**Given instruction:** Your task is to give the listing below back word for word, pictures excluded.

..............................

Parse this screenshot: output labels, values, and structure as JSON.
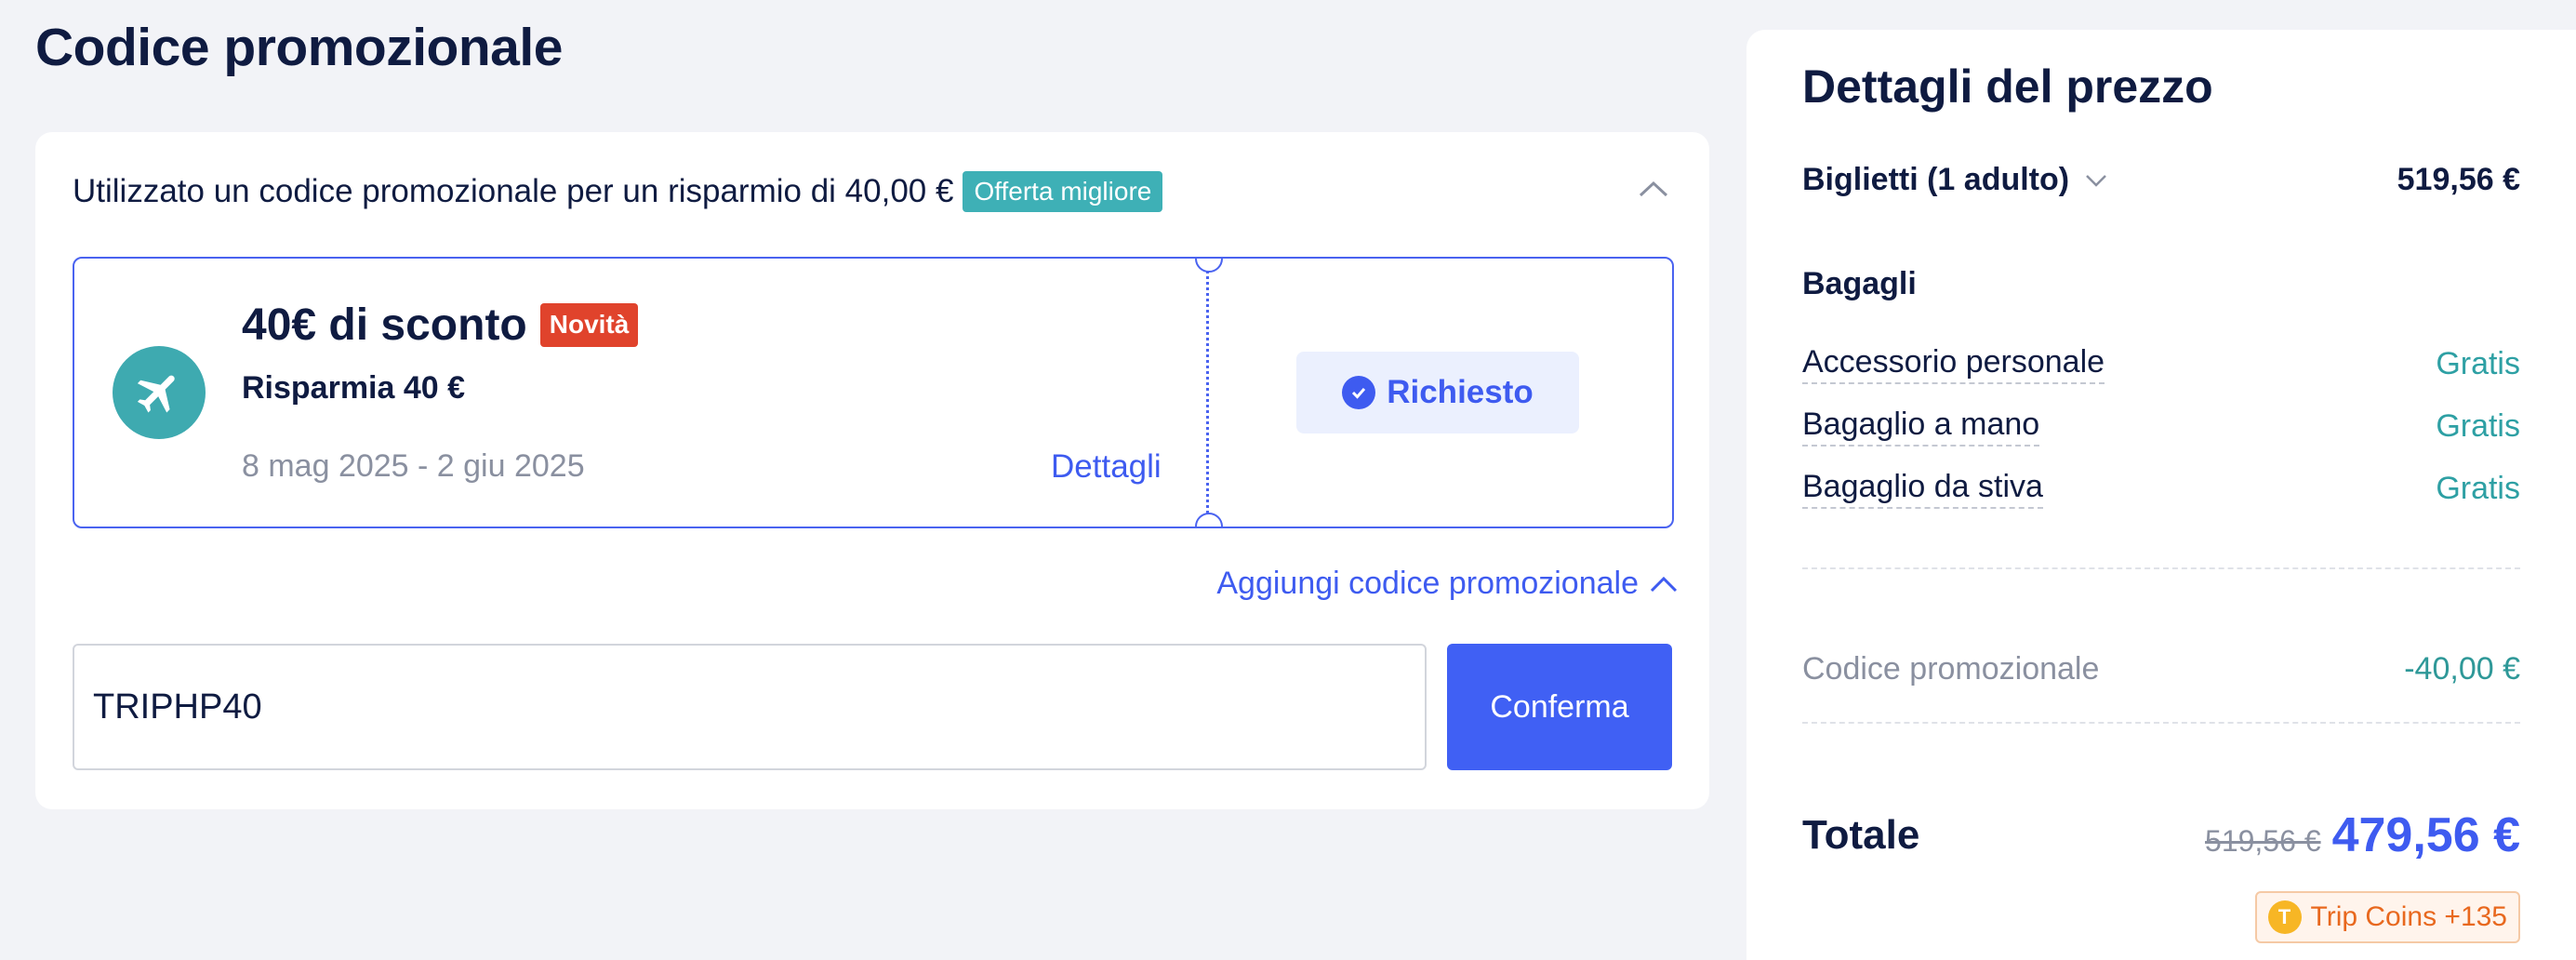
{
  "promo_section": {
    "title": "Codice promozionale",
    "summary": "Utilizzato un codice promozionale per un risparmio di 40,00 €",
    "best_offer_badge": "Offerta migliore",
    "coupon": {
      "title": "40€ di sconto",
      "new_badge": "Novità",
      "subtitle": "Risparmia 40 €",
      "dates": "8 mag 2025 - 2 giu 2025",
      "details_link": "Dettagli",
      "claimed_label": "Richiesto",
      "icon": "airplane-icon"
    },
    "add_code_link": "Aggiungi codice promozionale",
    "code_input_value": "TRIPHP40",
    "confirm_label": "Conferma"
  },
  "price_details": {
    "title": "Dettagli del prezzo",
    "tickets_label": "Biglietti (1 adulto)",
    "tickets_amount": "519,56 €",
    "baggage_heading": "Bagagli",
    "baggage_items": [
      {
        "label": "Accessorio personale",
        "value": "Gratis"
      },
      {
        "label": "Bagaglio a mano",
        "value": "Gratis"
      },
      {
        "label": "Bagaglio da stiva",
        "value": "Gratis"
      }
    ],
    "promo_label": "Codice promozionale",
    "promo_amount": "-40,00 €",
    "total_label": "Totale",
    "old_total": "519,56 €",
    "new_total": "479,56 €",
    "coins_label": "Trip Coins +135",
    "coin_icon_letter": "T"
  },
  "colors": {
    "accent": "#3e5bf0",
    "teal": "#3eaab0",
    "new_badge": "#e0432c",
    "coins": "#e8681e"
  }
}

..............................

**Right answer:**
Parse this screenshot: output labels, values, and structure as JSON.
{
  "promo_section": {
    "title": "Codice promozionale",
    "summary": "Utilizzato un codice promozionale per un risparmio di 40,00 €",
    "best_offer_badge": "Offerta migliore",
    "coupon": {
      "title": "40€ di sconto",
      "new_badge": "Novità",
      "subtitle": "Risparmia 40 €",
      "dates": "8 mag 2025 - 2 giu 2025",
      "details_link": "Dettagli",
      "claimed_label": "Richiesto",
      "icon": "airplane-icon"
    },
    "add_code_link": "Aggiungi codice promozionale",
    "code_input_value": "TRIPHP40",
    "confirm_label": "Conferma"
  },
  "price_details": {
    "title": "Dettagli del prezzo",
    "tickets_label": "Biglietti (1 adulto)",
    "tickets_amount": "519,56 €",
    "baggage_heading": "Bagagli",
    "baggage_items": [
      {
        "label": "Accessorio personale",
        "value": "Gratis"
      },
      {
        "label": "Bagaglio a mano",
        "value": "Gratis"
      },
      {
        "label": "Bagaglio da stiva",
        "value": "Gratis"
      }
    ],
    "promo_label": "Codice promozionale",
    "promo_amount": "-40,00 €",
    "total_label": "Totale",
    "old_total": "519,56 €",
    "new_total": "479,56 €",
    "coins_label": "Trip Coins +135",
    "coin_icon_letter": "T"
  },
  "colors": {
    "accent": "#3e5bf0",
    "teal": "#3eaab0",
    "new_badge": "#e0432c",
    "coins": "#e8681e"
  }
}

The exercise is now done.